Output every entry exactly as written.

[Part of a data file]

--*--

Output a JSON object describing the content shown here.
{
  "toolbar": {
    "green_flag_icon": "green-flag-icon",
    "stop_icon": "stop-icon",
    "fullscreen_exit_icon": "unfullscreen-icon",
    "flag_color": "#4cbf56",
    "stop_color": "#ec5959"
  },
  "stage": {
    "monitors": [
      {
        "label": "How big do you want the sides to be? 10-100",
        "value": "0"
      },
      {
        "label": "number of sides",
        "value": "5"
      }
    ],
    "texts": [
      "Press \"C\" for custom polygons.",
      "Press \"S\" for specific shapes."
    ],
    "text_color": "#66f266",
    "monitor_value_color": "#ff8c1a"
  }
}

--*--

Exercise output:
Output a JSON object describing the content shown here.
{
  "toolbar": {
    "green_flag_icon": "green-flag-icon",
    "stop_icon": "stop-icon",
    "fullscreen_exit_icon": "unfullscreen-icon",
    "flag_color": "#4cbf56",
    "stop_color": "#ec5959"
  },
  "stage": {
    "monitors": [
      {
        "label": "How big do you want the sides to be? 10-100",
        "value": "0"
      },
      {
        "label": "number of sides",
        "value": "5"
      }
    ],
    "texts": [
      "Press \"C\" for custom polygons.",
      "Press \"S\" for specific shapes."
    ],
    "text_color": "#66f266",
    "monitor_value_color": "#ff8c1a"
  }
}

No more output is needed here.